→ **Exercise objective**: Pick out each line of the records in which the word "give" appears.

[start Provided data]

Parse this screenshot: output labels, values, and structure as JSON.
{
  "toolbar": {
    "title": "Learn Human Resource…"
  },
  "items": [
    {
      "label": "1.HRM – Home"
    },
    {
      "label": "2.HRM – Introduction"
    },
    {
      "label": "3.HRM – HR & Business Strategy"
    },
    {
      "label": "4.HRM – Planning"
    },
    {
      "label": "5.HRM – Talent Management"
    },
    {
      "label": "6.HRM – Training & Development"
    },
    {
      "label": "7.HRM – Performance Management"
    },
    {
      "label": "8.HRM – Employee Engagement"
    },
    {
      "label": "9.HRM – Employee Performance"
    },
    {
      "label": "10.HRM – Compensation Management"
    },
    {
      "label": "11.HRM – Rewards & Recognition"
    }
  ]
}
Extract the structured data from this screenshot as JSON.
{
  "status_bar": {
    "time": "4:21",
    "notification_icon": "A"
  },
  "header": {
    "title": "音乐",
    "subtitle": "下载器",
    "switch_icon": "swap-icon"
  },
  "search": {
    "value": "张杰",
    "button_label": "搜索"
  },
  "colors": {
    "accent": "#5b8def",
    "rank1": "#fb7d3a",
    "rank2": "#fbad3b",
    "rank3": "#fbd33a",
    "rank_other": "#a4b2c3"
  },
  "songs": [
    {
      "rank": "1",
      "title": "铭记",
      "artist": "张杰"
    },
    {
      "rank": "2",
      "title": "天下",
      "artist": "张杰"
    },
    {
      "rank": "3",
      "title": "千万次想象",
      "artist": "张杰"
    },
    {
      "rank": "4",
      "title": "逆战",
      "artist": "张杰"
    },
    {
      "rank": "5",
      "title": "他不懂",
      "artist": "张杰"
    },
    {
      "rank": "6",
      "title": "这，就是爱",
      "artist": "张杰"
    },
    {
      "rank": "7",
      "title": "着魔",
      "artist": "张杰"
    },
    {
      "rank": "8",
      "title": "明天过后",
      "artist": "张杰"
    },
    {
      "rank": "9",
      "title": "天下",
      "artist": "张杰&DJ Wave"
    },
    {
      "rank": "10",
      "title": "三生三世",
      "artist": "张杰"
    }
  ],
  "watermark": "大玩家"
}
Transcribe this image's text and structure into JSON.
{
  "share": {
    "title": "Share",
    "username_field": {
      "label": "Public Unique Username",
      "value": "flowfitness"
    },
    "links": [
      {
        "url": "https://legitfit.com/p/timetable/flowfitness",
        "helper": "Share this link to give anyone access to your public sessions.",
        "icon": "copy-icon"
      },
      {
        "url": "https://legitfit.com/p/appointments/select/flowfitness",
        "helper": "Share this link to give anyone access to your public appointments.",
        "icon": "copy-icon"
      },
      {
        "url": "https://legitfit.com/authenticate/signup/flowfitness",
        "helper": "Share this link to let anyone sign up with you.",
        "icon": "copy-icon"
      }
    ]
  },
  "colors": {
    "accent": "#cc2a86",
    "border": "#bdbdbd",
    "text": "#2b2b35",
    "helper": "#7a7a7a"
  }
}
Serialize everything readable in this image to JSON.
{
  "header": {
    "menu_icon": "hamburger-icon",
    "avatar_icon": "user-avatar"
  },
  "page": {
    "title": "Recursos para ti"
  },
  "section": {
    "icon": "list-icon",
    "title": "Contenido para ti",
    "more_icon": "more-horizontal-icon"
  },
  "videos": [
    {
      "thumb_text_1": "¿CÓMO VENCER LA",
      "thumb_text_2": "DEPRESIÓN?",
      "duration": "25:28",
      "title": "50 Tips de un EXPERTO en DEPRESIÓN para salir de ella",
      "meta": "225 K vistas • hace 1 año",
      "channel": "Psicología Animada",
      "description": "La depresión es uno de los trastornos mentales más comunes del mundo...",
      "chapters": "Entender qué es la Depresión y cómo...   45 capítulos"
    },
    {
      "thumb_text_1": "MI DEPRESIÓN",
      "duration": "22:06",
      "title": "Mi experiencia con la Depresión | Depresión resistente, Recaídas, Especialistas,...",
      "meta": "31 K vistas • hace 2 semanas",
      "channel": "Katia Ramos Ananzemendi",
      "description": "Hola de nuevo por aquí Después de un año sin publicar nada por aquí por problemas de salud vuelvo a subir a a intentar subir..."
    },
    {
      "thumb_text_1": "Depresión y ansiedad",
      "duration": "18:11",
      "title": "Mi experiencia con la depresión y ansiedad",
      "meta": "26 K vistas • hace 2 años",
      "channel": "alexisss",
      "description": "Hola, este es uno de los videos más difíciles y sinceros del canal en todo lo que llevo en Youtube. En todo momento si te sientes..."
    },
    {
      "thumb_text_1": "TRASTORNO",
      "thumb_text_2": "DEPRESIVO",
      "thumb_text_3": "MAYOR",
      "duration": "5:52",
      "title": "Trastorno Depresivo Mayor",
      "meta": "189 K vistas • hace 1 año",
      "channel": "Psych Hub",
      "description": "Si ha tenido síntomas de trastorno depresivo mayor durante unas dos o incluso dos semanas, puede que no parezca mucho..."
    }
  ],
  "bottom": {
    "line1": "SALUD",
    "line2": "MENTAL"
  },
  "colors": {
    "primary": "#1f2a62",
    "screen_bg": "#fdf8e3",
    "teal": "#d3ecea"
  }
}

[end Provided data]

→ **Response to the task**:
        "helper": "Share this link to give anyone access to your public sessions.",
        "helper": "Share this link to give anyone access to your public appointments.",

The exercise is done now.